Take every line from the listing below that includes "JSON" and copy it.

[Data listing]
──────────────────────────────
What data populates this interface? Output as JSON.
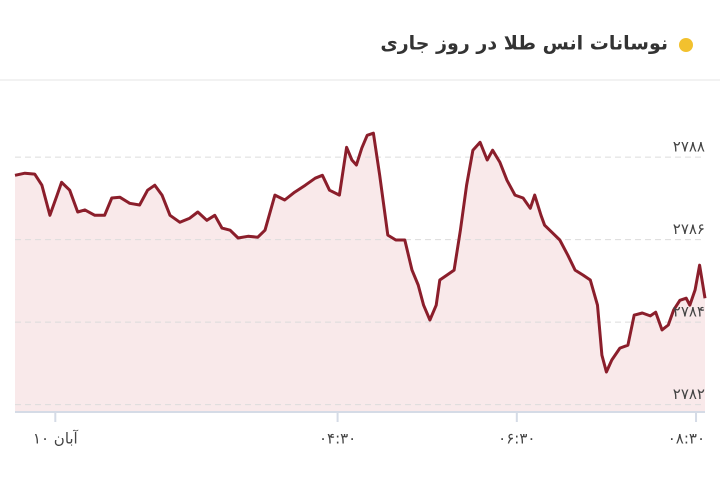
{
  "chart_data": {
    "type": "line",
    "title": "نوسانات انس طلا در روز جاری",
    "color": "#8b1e2b",
    "fill_color": "#f9e9ea",
    "grid": true,
    "ylim": [
      2781.82,
      2789.75
    ],
    "yticks": [
      {
        "value": 2782,
        "label": "۲۷۸۲"
      },
      {
        "value": 2784,
        "label": "۲۷۸۴"
      },
      {
        "value": 2786,
        "label": "۲۷۸۶"
      },
      {
        "value": 2788,
        "label": "۲۷۸۸"
      }
    ],
    "xlim": [
      0.9,
      8.6
    ],
    "xticks": [
      {
        "value": 1.35,
        "label": "۱۰ آبان"
      },
      {
        "value": 4.5,
        "label": "۰۴:۳۰"
      },
      {
        "value": 6.5,
        "label": "۰۶:۳۰"
      },
      {
        "value": 8.5,
        "label": "۰۸:۳۰"
      }
    ],
    "x": [
      0.9,
      1.01,
      1.12,
      1.2,
      1.29,
      1.37,
      1.42,
      1.51,
      1.6,
      1.68,
      1.79,
      1.9,
      1.98,
      2.07,
      2.18,
      2.29,
      2.38,
      2.46,
      2.54,
      2.63,
      2.74,
      2.85,
      2.94,
      3.04,
      3.13,
      3.21,
      3.3,
      3.39,
      3.5,
      3.61,
      3.69,
      3.8,
      3.91,
      4.02,
      4.14,
      4.25,
      4.33,
      4.41,
      4.52,
      4.6,
      4.66,
      4.71,
      4.77,
      4.83,
      4.9,
      4.97,
      5.06,
      5.15,
      5.25,
      5.33,
      5.4,
      5.46,
      5.53,
      5.6,
      5.64,
      5.72,
      5.8,
      5.87,
      5.94,
      6.01,
      6.09,
      6.17,
      6.23,
      6.31,
      6.39,
      6.48,
      6.57,
      6.65,
      6.7,
      6.77,
      6.81,
      6.89,
      6.98,
      7.07,
      7.15,
      7.24,
      7.32,
      7.4,
      7.45,
      7.5,
      7.56,
      7.65,
      7.74,
      7.81,
      7.9,
      7.99,
      8.05,
      8.12,
      8.19,
      8.25,
      8.32,
      8.39,
      8.43,
      8.49,
      8.54,
      8.6
    ],
    "values": [
      2787.56,
      2787.61,
      2787.59,
      2787.32,
      2786.59,
      2787.08,
      2787.39,
      2787.2,
      2786.67,
      2786.72,
      2786.59,
      2786.59,
      2787.01,
      2787.03,
      2786.88,
      2786.84,
      2787.2,
      2787.32,
      2787.08,
      2786.59,
      2786.42,
      2786.52,
      2786.67,
      2786.47,
      2786.59,
      2786.28,
      2786.23,
      2786.04,
      2786.08,
      2786.06,
      2786.23,
      2787.08,
      2786.96,
      2787.15,
      2787.32,
      2787.49,
      2787.56,
      2787.2,
      2787.08,
      2788.24,
      2787.93,
      2787.81,
      2788.22,
      2788.53,
      2788.58,
      2787.56,
      2786.11,
      2785.99,
      2785.99,
      2785.26,
      2784.9,
      2784.41,
      2784.05,
      2784.41,
      2785.02,
      2785.14,
      2785.26,
      2786.23,
      2787.32,
      2788.17,
      2788.36,
      2787.93,
      2788.17,
      2787.88,
      2787.44,
      2787.08,
      2787.01,
      2786.76,
      2787.08,
      2786.59,
      2786.35,
      2786.18,
      2785.99,
      2785.62,
      2785.26,
      2785.14,
      2785.02,
      2784.41,
      2783.2,
      2782.79,
      2783.08,
      2783.37,
      2783.44,
      2784.17,
      2784.22,
      2784.15,
      2784.24,
      2783.81,
      2783.93,
      2784.29,
      2784.53,
      2784.58,
      2784.41,
      2784.78,
      2785.38,
      2784.58
    ]
  }
}
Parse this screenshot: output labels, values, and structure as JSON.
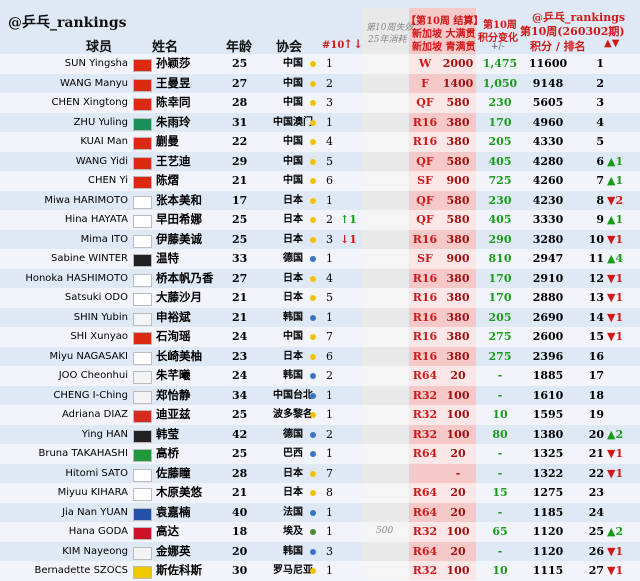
{
  "header": {
    "handle": "@乒乓_rankings",
    "player": "球员",
    "name": "姓名",
    "age": "年龄",
    "assoc": "协会",
    "week": "#10",
    "move": "↑↓",
    "expired_1": "第10周失效",
    "expired_2": "25年消耗",
    "settle": "【第10周 结算】",
    "event_1": "新加坡 大满贯",
    "event_2": "新加坡 青满贯",
    "change_1": "第10周",
    "change_2": "积分变化",
    "change_3": "+/-",
    "right_handle": "@乒乓_rankings",
    "issue": "第10周(260302期)",
    "points_rank": "积分 / 排名",
    "updown": "▲▼"
  },
  "rows": [
    {
      "player": "SUN Yingsha",
      "name": "孙颖莎",
      "age": 25,
      "assoc": "中国",
      "assoc_rank": 1,
      "dot": "#f2c200",
      "flag": "#de2910",
      "tier": "W",
      "points": "2000",
      "change": "1,475",
      "total": 11600,
      "rank": 1
    },
    {
      "player": "WANG Manyu",
      "name": "王曼昱",
      "age": 27,
      "assoc": "中国",
      "assoc_rank": 2,
      "dot": "#f2c200",
      "flag": "#de2910",
      "tier": "F",
      "points": "1400",
      "change": "1,050",
      "total": 9148,
      "rank": 2
    },
    {
      "player": "CHEN Xingtong",
      "name": "陈幸同",
      "age": 28,
      "assoc": "中国",
      "assoc_rank": 3,
      "dot": "#f2c200",
      "flag": "#de2910",
      "tier": "QF",
      "points": "580",
      "change": "230",
      "total": 5605,
      "rank": 3
    },
    {
      "player": "ZHU Yuling",
      "name": "朱雨玲",
      "age": 31,
      "assoc": "中国澳门",
      "assoc_rank": 1,
      "dot": "#f2c200",
      "flag": "#1a8f5a",
      "tier": "R16",
      "points": "380",
      "change": "170",
      "total": 4960,
      "rank": 4
    },
    {
      "player": "KUAI Man",
      "name": "蒯曼",
      "age": 22,
      "assoc": "中国",
      "assoc_rank": 4,
      "dot": "#f2c200",
      "flag": "#de2910",
      "tier": "R16",
      "points": "380",
      "change": "205",
      "total": 4330,
      "rank": 5
    },
    {
      "player": "WANG Yidi",
      "name": "王艺迪",
      "age": 29,
      "assoc": "中国",
      "assoc_rank": 5,
      "dot": "#f2c200",
      "flag": "#de2910",
      "tier": "QF",
      "points": "580",
      "change": "405",
      "total": 4280,
      "rank": 6,
      "rank_change": "▲1",
      "rank_change_color": "#1a9a1a"
    },
    {
      "player": "CHEN Yi",
      "name": "陈熠",
      "age": 21,
      "assoc": "中国",
      "assoc_rank": 6,
      "dot": "#f2c200",
      "flag": "#de2910",
      "tier": "SF",
      "points": "900",
      "change": "725",
      "total": 4260,
      "rank": 7,
      "rank_change": "▲1",
      "rank_change_color": "#1a9a1a"
    },
    {
      "player": "Miwa HARIMOTO",
      "name": "张本美和",
      "age": 17,
      "assoc": "日本",
      "assoc_rank": 1,
      "dot": "#f2c200",
      "flag": "#ffffff",
      "tier": "QF",
      "points": "580",
      "change": "230",
      "total": 4230,
      "rank": 8,
      "rank_change": "▼2",
      "rank_change_color": "#d01818"
    },
    {
      "player": "Hina HAYATA",
      "name": "早田希娜",
      "age": 25,
      "assoc": "日本",
      "assoc_rank": 2,
      "dot": "#f2c200",
      "flag": "#ffffff",
      "move": "↑1",
      "move_color": "#1a9a1a",
      "tier": "QF",
      "points": "580",
      "change": "405",
      "total": 3330,
      "rank": 9,
      "rank_change": "▲1",
      "rank_change_color": "#1a9a1a"
    },
    {
      "player": "Mima ITO",
      "name": "伊藤美诚",
      "age": 25,
      "assoc": "日本",
      "assoc_rank": 3,
      "dot": "#f2c200",
      "flag": "#ffffff",
      "move": "↓1",
      "move_color": "#d01818",
      "tier": "R16",
      "points": "380",
      "change": "290",
      "total": 3280,
      "rank": 10,
      "rank_change": "▼1",
      "rank_change_color": "#d01818"
    },
    {
      "player": "Sabine WINTER",
      "name": "温特",
      "age": 33,
      "assoc": "德国",
      "assoc_rank": 1,
      "dot": "#3a74c8",
      "flag": "#222222",
      "tier": "SF",
      "points": "900",
      "change": "810",
      "total": 2947,
      "rank": 11,
      "rank_change": "▲4",
      "rank_change_color": "#1a9a1a"
    },
    {
      "player": "Honoka HASHIMOTO",
      "name": "桥本帆乃香",
      "age": 27,
      "assoc": "日本",
      "assoc_rank": 4,
      "dot": "#f2c200",
      "flag": "#ffffff",
      "tier": "R16",
      "points": "380",
      "change": "170",
      "total": 2910,
      "rank": 12,
      "rank_change": "▼1",
      "rank_change_color": "#d01818"
    },
    {
      "player": "Satsuki ODO",
      "name": "大藤沙月",
      "age": 21,
      "assoc": "日本",
      "assoc_rank": 5,
      "dot": "#f2c200",
      "flag": "#ffffff",
      "tier": "R16",
      "points": "380",
      "change": "170",
      "total": 2880,
      "rank": 13,
      "rank_change": "▼1",
      "rank_change_color": "#d01818"
    },
    {
      "player": "SHIN Yubin",
      "name": "申裕斌",
      "age": 21,
      "assoc": "韩国",
      "assoc_rank": 1,
      "dot": "#3a74c8",
      "flag": "#f4f4f4",
      "tier": "R16",
      "points": "380",
      "change": "205",
      "total": 2690,
      "rank": 14,
      "rank_change": "▼1",
      "rank_change_color": "#d01818"
    },
    {
      "player": "SHI Xunyao",
      "name": "石洵瑶",
      "age": 24,
      "assoc": "中国",
      "assoc_rank": 7,
      "dot": "#f2c200",
      "flag": "#de2910",
      "tier": "R16",
      "points": "380",
      "change": "275",
      "total": 2600,
      "rank": 15,
      "rank_change": "▼1",
      "rank_change_color": "#d01818"
    },
    {
      "player": "Miyu NAGASAKI",
      "name": "长崎美柚",
      "age": 23,
      "assoc": "日本",
      "assoc_rank": 6,
      "dot": "#f2c200",
      "flag": "#ffffff",
      "tier": "R16",
      "points": "380",
      "change": "275",
      "total": 2396,
      "rank": 16
    },
    {
      "player": "JOO Cheonhui",
      "name": "朱芊曦",
      "age": 24,
      "assoc": "韩国",
      "assoc_rank": 2,
      "dot": "#3a74c8",
      "flag": "#f4f4f4",
      "tier": "R64",
      "points": "20",
      "change": "-",
      "total": 1885,
      "rank": 17
    },
    {
      "player": "CHENG I-Ching",
      "name": "郑怡静",
      "age": 34,
      "assoc": "中国台北",
      "assoc_rank": 1,
      "dot": "#3a74c8",
      "flag": "#f4f4f4",
      "tier": "R32",
      "points": "100",
      "change": "-",
      "total": 1610,
      "rank": 18
    },
    {
      "player": "Adriana DIAZ",
      "name": "迪亚兹",
      "age": 25,
      "assoc": "波多黎各",
      "assoc_rank": 1,
      "dot": "#f2c200",
      "flag": "#d52b1e",
      "tier": "R32",
      "points": "100",
      "change": "10",
      "total": 1595,
      "rank": 19
    },
    {
      "player": "Ying HAN",
      "name": "韩莹",
      "age": 42,
      "assoc": "德国",
      "assoc_rank": 2,
      "dot": "#3a74c8",
      "flag": "#222222",
      "tier": "R32",
      "points": "100",
      "change": "80",
      "total": 1380,
      "rank": 20,
      "rank_change": "▲2",
      "rank_change_color": "#1a9a1a"
    },
    {
      "player": "Bruna TAKAHASHI",
      "name": "高桥",
      "age": 25,
      "assoc": "巴西",
      "assoc_rank": 1,
      "dot": "#3a74c8",
      "flag": "#1e9a3a",
      "tier": "R64",
      "points": "20",
      "change": "-",
      "total": 1325,
      "rank": 21,
      "rank_change": "▼1",
      "rank_change_color": "#d01818"
    },
    {
      "player": "Hitomi SATO",
      "name": "佐藤瞳",
      "age": 28,
      "assoc": "日本",
      "assoc_rank": 7,
      "dot": "#f2c200",
      "flag": "#ffffff",
      "points": "-",
      "change": "-",
      "total": 1322,
      "rank": 22,
      "rank_change": "▼1",
      "rank_change_color": "#d01818"
    },
    {
      "player": "Miyuu KIHARA",
      "name": "木原美悠",
      "age": 21,
      "assoc": "日本",
      "assoc_rank": 8,
      "dot": "#f2c200",
      "flag": "#ffffff",
      "tier": "R64",
      "points": "20",
      "change": "15",
      "total": 1275,
      "rank": 23
    },
    {
      "player": "Jia Nan YUAN",
      "name": "袁嘉楠",
      "age": 40,
      "assoc": "法国",
      "assoc_rank": 1,
      "dot": "#3a74c8",
      "flag": "#2451a8",
      "tier": "R64",
      "points": "20",
      "change": "-",
      "total": 1185,
      "rank": 24
    },
    {
      "player": "Hana GODA",
      "name": "高达",
      "age": 18,
      "assoc": "埃及",
      "assoc_rank": 1,
      "dot": "#4a8a2a",
      "flag": "#ce1126",
      "expired": "500",
      "tier": "R32",
      "points": "100",
      "change": "65",
      "total": 1120,
      "rank": 25,
      "rank_change": "▲2",
      "rank_change_color": "#1a9a1a"
    },
    {
      "player": "KIM Nayeong",
      "name": "金娜英",
      "age": 20,
      "assoc": "韩国",
      "assoc_rank": 3,
      "dot": "#3a74c8",
      "flag": "#f4f4f4",
      "tier": "R64",
      "points": "20",
      "change": "-",
      "total": 1120,
      "rank": 26,
      "rank_change": "▼1",
      "rank_change_color": "#d01818"
    },
    {
      "player": "Bernadette SZOCS",
      "name": "斯佐科斯",
      "age": 30,
      "assoc": "罗马尼亚",
      "assoc_rank": 1,
      "dot": "#f2c200",
      "flag": "#f2c800",
      "tier": "R32",
      "points": "100",
      "change": "10",
      "total": 1115,
      "rank": 27,
      "rank_change": "▼1",
      "rank_change_color": "#d01818"
    }
  ]
}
──────────────────────────────
• _Output below_
What data populates this interface? Output as JSON.
Parse this screenshot: output labels, values, and structure as JSON.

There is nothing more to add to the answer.